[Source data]
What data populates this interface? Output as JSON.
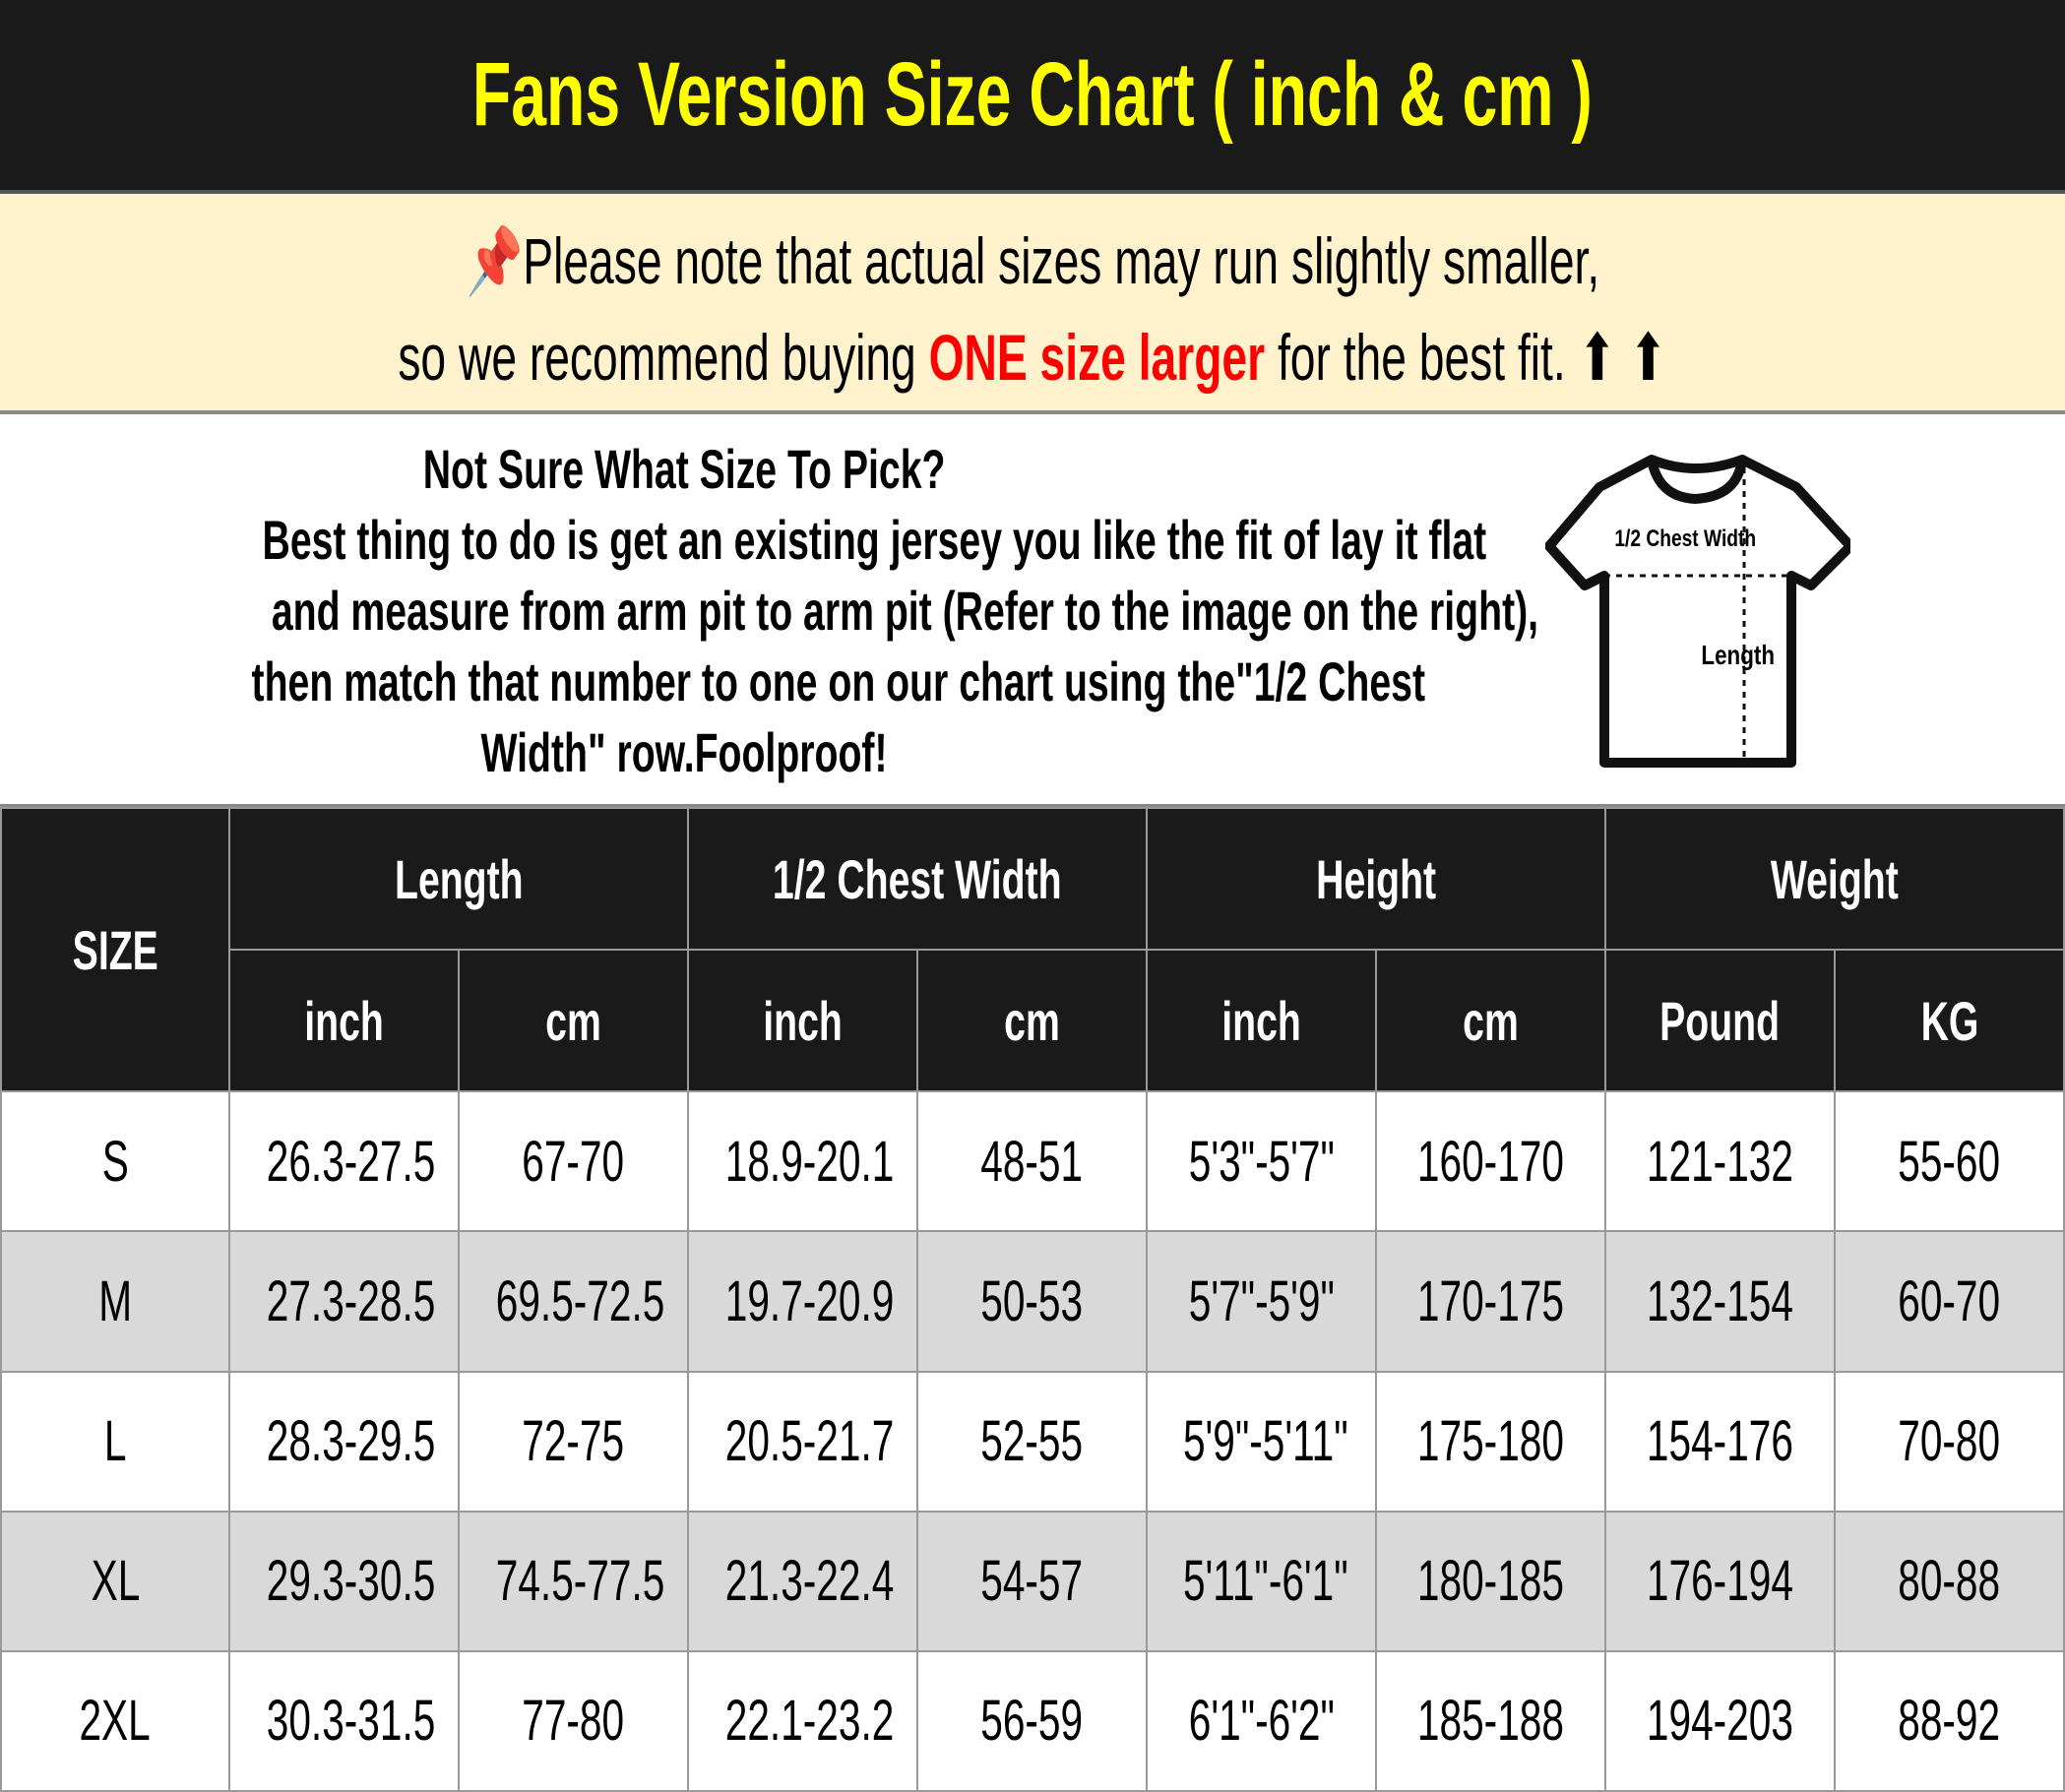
{
  "title": "Fans Version Size Chart ( inch & cm )",
  "notice": {
    "icon": "pushpin-icon",
    "line1": "Please note that actual sizes may run slightly smaller,",
    "line2_pre": "so we recommend buying ",
    "line2_highlight": "ONE size larger",
    "line2_post": " for the best fit.",
    "arrows": "⬆ ⬆",
    "highlight_color": "#ff0000"
  },
  "guide": {
    "lines": [
      "Not Sure What Size To Pick?",
      "Best thing to do is get an existing jersey you like the fit of lay it flat",
      "and measure from arm pit to arm pit (Refer to the image on the right),",
      "then match that number to one on our chart using the\"1/2 Chest",
      "Width\" row.Foolproof!"
    ],
    "diagram": {
      "chest_label": "1/2 Chest Width",
      "length_label": "Length"
    }
  },
  "table": {
    "size_header": "SIZE",
    "groups": [
      "Length",
      "1/2 Chest Width",
      "Height",
      "Weight"
    ],
    "units": [
      "inch",
      "cm",
      "inch",
      "cm",
      "inch",
      "cm",
      "Pound",
      "KG"
    ],
    "rows": [
      [
        "S",
        "26.3-27.5",
        "67-70",
        "18.9-20.1",
        "48-51",
        "5'3\"-5'7\"",
        "160-170",
        "121-132",
        "55-60"
      ],
      [
        "M",
        "27.3-28.5",
        "69.5-72.5",
        "19.7-20.9",
        "50-53",
        "5'7\"-5'9\"",
        "170-175",
        "132-154",
        "60-70"
      ],
      [
        "L",
        "28.3-29.5",
        "72-75",
        "20.5-21.7",
        "52-55",
        "5'9\"-5'11\"",
        "175-180",
        "154-176",
        "70-80"
      ],
      [
        "XL",
        "29.3-30.5",
        "74.5-77.5",
        "21.3-22.4",
        "54-57",
        "5'11\"-6'1\"",
        "180-185",
        "176-194",
        "80-88"
      ],
      [
        "2XL",
        "30.3-31.5",
        "77-80",
        "22.1-23.2",
        "56-59",
        "6'1\"-6'2\"",
        "185-188",
        "194-203",
        "88-92"
      ]
    ]
  }
}
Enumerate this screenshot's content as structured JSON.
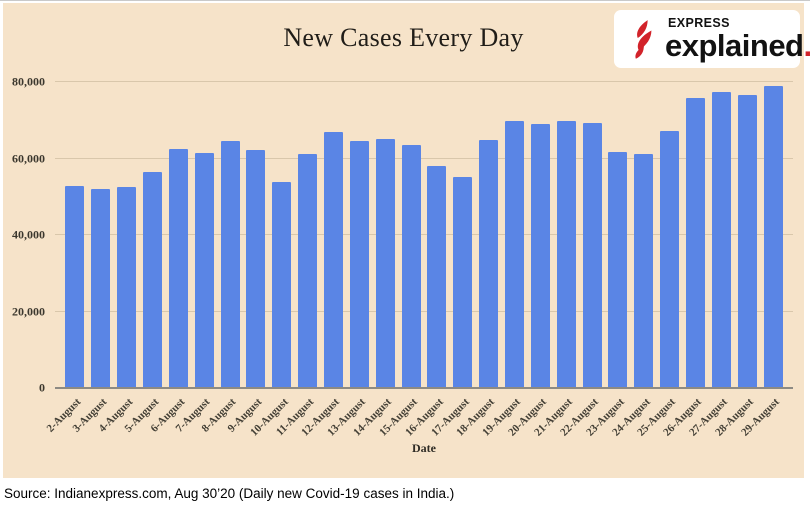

• _What to work on_
Reproduce the listing word for word and omit its pictures.

• _Exercise answer_
What data populates this interface? Output as JSON.
{
  "title": "Fans Version Size Chart ( inch & cm )",
  "notice": {
    "icon": "pushpin-icon",
    "line1": "Please note that actual sizes may run slightly smaller,",
    "line2_pre": "so we recommend buying ",
    "line2_highlight": "ONE size larger",
    "line2_post": " for the best fit.",
    "arrows": "⬆ ⬆",
    "highlight_color": "#ff0000"
  },
  "guide": {
    "lines": [
      "Not Sure What Size To Pick?",
      "Best thing to do is get an existing jersey you like the fit of lay it flat",
      "and measure from arm pit to arm pit (Refer to the image on the right),",
      "then match that number to one on our chart using the\"1/2 Chest",
      "Width\" row.Foolproof!"
    ],
    "diagram": {
      "chest_label": "1/2 Chest Width",
      "length_label": "Length"
    }
  },
  "table": {
    "size_header": "SIZE",
    "groups": [
      "Length",
      "1/2 Chest Width",
      "Height",
      "Weight"
    ],
    "units": [
      "inch",
      "cm",
      "inch",
      "cm",
      "inch",
      "cm",
      "Pound",
      "KG"
    ],
    "rows": [
      [
        "S",
        "26.3-27.5",
        "67-70",
        "18.9-20.1",
        "48-51",
        "5'3\"-5'7\"",
        "160-170",
        "121-132",
        "55-60"
      ],
      [
        "M",
        "27.3-28.5",
        "69.5-72.5",
        "19.7-20.9",
        "50-53",
        "5'7\"-5'9\"",
        "170-175",
        "132-154",
        "60-70"
      ],
      [
        "L",
        "28.3-29.5",
        "72-75",
        "20.5-21.7",
        "52-55",
        "5'9\"-5'11\"",
        "175-180",
        "154-176",
        "70-80"
      ],
      [
        "XL",
        "29.3-30.5",
        "74.5-77.5",
        "21.3-22.4",
        "54-57",
        "5'11\"-6'1\"",
        "180-185",
        "176-194",
        "80-88"
      ],
      [
        "2XL",
        "30.3-31.5",
        "77-80",
        "22.1-23.2",
        "56-59",
        "6'1\"-6'2\"",
        "185-188",
        "194-203",
        "88-92"
      ]
    ]
  }
}
Enumerate this screenshot's content as structured JSON.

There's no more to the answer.